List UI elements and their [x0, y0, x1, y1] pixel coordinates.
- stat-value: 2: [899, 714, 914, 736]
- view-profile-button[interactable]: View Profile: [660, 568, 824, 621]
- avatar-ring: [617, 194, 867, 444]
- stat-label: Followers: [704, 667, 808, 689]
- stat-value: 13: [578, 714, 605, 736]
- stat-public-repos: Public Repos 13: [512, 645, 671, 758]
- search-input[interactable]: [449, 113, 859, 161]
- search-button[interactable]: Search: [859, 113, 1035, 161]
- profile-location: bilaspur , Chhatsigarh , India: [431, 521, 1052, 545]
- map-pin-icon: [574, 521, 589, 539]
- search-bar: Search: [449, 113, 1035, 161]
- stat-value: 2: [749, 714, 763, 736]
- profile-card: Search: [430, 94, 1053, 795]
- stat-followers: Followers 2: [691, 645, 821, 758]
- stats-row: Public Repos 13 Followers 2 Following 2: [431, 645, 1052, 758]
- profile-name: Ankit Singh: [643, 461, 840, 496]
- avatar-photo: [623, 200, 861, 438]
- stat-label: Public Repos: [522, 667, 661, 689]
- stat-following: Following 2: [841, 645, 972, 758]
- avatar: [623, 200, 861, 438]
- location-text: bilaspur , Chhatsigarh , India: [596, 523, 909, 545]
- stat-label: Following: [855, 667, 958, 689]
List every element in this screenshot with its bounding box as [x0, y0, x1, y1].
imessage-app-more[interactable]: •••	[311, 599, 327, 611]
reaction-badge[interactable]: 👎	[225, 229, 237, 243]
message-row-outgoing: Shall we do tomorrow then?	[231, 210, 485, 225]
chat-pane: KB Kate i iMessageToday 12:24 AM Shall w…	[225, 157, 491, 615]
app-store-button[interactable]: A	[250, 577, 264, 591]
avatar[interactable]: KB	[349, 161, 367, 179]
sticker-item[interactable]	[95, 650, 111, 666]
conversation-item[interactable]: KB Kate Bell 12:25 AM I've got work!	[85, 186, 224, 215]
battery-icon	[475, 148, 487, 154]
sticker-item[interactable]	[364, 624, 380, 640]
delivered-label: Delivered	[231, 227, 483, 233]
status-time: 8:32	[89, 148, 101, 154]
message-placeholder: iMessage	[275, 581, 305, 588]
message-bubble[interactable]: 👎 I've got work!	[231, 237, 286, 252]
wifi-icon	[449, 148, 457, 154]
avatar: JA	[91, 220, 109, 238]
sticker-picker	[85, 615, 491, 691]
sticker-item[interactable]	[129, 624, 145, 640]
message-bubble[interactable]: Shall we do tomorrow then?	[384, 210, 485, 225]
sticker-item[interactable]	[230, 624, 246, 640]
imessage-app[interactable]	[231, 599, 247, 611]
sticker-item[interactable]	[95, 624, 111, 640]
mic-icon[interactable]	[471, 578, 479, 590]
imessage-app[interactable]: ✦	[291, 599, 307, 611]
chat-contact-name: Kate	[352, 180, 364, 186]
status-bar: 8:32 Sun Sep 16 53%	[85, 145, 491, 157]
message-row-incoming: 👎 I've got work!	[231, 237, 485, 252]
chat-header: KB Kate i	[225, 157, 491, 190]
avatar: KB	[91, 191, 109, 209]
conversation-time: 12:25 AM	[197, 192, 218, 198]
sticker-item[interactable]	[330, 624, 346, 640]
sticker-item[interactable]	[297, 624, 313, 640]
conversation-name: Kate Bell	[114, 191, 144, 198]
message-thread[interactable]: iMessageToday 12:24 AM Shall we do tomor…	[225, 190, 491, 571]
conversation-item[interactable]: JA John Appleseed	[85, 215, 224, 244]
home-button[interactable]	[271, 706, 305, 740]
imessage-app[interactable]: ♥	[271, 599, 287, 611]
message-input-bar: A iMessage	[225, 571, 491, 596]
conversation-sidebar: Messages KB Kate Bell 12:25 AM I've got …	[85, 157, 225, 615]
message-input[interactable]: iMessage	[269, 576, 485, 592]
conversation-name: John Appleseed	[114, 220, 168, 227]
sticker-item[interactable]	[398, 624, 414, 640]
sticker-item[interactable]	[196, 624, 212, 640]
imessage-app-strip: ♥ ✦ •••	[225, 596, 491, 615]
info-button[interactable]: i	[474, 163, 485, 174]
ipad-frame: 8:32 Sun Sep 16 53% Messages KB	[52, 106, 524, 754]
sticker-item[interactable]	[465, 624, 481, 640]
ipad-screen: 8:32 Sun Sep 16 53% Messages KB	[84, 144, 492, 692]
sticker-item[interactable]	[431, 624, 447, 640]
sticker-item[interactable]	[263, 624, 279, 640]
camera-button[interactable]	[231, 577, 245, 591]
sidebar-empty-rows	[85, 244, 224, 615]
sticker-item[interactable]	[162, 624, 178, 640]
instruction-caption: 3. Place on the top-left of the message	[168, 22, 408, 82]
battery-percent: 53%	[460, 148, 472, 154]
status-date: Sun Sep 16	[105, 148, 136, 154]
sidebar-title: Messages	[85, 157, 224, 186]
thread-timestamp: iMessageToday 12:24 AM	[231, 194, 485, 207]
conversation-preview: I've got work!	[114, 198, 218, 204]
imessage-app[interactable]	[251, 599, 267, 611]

■ AIM
Convert the listing, from its first line through the line containing "- profile-location: bilaspur" inclusive, into a Markdown table with the columns Row and Line, where Row is the row number. Leave out any blank lines.

■ FULL ANSWER
| Row | Line |
|---|---|
| 1 | List UI elements and their [x0, y0, x1, y1] pixel coordinates. |
| 2 | - stat-value: 2: [899, 714, 914, 736] |
| 3 | - view-profile-button[interactable]: View Profile: [660, 568, 824, 621] |
| 4 | - avatar-ring: [617, 194, 867, 444] |
| 5 | - stat-label: Followers: [704, 667, 808, 689] |
| 6 | - stat-value: 13: [578, 714, 605, 736] |
| 7 | - stat-public-repos: Public Repos 13: [512, 645, 671, 758] |
| 8 | - search-input[interactable]: [449, 113, 859, 161] |
| 9 | - search-button[interactable]: Search: [859, 113, 1035, 161] |
| 10 | - profile-location: bilaspur , Chhatsigarh , India: [431, 521, 1052, 545] |